-- start of Provided material --

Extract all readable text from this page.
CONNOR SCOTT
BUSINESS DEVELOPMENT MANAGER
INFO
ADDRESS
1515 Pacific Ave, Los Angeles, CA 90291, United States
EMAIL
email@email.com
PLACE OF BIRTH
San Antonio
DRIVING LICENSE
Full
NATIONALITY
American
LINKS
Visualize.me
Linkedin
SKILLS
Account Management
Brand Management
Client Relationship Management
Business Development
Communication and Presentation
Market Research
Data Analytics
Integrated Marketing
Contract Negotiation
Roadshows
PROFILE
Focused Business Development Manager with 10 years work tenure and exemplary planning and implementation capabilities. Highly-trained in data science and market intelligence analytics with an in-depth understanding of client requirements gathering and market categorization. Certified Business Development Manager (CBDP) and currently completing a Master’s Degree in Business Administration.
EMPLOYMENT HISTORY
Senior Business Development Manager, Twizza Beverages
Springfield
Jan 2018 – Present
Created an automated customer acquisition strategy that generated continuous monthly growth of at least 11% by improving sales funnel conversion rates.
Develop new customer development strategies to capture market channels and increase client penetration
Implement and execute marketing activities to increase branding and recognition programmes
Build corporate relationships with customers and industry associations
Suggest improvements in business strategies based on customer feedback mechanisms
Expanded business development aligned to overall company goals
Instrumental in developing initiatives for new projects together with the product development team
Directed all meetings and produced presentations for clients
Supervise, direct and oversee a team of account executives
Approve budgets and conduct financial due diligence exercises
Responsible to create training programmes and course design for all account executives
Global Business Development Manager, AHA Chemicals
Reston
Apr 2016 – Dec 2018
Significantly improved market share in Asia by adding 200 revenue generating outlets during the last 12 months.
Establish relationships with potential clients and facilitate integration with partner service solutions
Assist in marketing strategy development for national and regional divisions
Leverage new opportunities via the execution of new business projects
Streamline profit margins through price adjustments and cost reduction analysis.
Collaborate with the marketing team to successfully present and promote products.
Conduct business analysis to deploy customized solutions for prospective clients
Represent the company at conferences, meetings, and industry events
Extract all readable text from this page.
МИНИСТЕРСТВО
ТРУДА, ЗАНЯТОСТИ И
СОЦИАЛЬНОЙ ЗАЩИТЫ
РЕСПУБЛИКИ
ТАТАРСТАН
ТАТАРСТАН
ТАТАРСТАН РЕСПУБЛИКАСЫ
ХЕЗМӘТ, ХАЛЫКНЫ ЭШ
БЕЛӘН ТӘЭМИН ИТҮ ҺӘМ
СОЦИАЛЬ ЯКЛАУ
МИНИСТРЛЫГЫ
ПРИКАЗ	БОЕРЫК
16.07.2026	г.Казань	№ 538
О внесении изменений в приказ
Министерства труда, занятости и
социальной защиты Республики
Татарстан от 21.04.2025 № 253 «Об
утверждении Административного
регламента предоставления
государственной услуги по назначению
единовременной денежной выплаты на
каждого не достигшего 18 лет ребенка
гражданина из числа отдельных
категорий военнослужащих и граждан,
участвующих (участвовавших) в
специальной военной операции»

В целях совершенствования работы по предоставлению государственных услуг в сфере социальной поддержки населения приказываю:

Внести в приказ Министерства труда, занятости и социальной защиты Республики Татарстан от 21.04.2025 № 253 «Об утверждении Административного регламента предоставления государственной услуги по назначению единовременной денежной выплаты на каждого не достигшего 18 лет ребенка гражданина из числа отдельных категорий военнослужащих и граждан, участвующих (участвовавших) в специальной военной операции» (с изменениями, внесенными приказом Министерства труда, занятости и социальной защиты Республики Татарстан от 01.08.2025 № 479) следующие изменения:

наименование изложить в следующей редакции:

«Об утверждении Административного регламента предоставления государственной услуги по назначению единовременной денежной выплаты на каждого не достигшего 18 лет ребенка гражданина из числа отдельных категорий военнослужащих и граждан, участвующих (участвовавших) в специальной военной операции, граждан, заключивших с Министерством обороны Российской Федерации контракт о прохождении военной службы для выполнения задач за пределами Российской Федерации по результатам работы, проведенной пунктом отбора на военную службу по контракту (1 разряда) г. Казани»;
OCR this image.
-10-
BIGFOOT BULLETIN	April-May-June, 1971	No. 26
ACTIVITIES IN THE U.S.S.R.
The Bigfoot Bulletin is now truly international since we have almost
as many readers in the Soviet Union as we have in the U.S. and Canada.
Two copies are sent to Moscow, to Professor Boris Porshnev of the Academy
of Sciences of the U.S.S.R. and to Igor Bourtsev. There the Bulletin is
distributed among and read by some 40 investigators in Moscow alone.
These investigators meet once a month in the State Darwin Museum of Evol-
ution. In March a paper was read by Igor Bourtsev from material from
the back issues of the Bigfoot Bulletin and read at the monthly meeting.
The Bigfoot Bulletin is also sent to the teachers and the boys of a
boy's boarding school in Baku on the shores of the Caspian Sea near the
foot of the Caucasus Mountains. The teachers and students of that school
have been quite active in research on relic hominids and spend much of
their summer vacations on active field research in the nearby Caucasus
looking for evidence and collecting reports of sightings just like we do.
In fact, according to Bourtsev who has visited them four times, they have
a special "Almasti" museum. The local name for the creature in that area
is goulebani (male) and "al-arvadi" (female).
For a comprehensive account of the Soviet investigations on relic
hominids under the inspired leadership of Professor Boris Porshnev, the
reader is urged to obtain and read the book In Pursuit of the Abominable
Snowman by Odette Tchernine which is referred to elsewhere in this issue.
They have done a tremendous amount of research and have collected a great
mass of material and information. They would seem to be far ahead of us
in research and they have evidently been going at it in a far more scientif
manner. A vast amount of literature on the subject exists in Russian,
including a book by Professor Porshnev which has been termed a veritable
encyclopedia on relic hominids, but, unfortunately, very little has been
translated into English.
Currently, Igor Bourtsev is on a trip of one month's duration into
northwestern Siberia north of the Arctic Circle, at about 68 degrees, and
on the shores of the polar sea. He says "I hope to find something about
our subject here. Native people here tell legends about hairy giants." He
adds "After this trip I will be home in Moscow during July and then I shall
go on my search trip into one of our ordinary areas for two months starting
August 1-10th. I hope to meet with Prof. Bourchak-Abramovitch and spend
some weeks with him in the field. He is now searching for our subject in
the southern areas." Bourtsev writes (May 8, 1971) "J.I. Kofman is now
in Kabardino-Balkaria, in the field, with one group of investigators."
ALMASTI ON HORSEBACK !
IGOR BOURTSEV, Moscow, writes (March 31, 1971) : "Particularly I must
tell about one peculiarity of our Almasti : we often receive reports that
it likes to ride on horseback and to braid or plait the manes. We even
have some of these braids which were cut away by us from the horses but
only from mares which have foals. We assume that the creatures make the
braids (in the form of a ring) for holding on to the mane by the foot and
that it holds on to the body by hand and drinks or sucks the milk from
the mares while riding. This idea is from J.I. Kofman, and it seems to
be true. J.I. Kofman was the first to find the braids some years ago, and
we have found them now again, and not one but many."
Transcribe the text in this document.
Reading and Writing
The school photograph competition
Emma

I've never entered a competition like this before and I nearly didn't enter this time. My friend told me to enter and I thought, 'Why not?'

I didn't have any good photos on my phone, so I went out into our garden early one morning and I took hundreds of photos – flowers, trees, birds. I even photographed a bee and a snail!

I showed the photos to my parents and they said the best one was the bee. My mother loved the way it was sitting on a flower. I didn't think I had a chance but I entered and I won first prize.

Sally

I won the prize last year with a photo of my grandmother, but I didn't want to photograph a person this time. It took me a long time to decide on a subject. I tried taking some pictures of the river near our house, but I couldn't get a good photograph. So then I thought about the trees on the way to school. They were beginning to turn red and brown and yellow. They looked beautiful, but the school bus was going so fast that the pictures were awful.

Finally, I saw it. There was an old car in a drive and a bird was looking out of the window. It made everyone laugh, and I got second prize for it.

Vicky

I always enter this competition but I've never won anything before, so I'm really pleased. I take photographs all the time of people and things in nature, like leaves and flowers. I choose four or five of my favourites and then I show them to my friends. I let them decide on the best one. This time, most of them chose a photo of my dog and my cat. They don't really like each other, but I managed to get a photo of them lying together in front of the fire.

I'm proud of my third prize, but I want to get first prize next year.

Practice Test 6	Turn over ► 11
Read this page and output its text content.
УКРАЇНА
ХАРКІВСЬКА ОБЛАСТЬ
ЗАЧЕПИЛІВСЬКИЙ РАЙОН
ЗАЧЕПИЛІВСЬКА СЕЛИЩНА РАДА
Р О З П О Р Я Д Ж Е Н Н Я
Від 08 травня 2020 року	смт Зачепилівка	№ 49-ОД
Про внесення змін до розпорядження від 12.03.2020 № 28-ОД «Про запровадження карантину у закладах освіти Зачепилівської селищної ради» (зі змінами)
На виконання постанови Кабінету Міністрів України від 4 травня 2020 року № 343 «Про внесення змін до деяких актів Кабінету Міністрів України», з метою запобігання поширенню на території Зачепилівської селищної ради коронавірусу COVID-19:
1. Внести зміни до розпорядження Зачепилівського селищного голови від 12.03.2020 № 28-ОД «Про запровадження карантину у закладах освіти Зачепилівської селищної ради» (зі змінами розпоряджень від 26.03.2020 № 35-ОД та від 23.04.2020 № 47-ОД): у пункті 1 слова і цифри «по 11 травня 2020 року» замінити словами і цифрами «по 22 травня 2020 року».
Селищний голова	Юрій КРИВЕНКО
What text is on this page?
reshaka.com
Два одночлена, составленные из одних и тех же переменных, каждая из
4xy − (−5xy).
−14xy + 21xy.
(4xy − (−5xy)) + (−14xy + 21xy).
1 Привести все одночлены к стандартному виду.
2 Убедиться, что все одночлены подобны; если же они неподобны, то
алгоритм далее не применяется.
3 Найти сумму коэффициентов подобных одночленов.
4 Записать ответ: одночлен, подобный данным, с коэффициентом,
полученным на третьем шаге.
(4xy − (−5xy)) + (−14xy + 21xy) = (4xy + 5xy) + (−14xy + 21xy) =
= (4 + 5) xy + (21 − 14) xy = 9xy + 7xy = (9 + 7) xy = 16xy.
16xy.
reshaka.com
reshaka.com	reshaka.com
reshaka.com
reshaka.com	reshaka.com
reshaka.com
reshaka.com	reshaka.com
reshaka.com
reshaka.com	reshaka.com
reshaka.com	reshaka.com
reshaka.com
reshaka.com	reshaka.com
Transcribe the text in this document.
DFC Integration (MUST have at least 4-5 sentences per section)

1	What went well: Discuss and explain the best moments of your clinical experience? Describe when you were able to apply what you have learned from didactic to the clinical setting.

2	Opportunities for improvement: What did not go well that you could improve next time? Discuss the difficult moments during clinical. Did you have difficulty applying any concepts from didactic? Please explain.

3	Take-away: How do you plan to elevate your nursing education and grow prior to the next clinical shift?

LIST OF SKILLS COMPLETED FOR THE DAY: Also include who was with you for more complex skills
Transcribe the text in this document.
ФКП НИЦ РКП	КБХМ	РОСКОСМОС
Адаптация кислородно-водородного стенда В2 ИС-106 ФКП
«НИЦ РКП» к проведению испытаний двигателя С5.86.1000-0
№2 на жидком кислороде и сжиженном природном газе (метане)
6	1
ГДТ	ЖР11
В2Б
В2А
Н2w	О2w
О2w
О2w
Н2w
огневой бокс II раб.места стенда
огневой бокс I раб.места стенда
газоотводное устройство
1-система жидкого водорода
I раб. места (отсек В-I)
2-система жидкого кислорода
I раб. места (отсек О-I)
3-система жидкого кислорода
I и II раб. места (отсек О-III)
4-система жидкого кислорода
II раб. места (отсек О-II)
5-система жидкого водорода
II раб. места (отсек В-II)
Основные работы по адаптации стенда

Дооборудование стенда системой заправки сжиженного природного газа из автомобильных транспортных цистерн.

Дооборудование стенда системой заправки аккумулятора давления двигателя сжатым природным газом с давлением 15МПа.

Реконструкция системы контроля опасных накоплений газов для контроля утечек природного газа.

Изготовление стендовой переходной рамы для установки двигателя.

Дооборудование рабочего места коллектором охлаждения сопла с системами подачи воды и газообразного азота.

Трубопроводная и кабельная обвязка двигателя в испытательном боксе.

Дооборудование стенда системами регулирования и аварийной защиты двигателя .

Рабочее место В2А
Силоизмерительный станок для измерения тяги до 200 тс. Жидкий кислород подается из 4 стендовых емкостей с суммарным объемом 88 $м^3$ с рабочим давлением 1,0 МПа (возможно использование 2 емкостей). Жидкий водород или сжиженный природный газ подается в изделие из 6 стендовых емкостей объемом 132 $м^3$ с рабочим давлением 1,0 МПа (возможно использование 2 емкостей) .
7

-- end of Provided material --

• [Exercise details]:
Copy each line of the listing that contains the string "clinical".

• [Problem solution]:
1	What went well: Discuss and explain the best moments of your clinical experience? Describe when you were able to apply what you have learned from didactic to the clinical setting.
2	Opportunities for improvement: What did not go well that you could improve next time? Discuss the difficult moments during clinical. Did you have difficulty applying any concepts from didactic? Please explain.
3	Take-away: How do you plan to elevate your nursing education and grow prior to the next clinical shift?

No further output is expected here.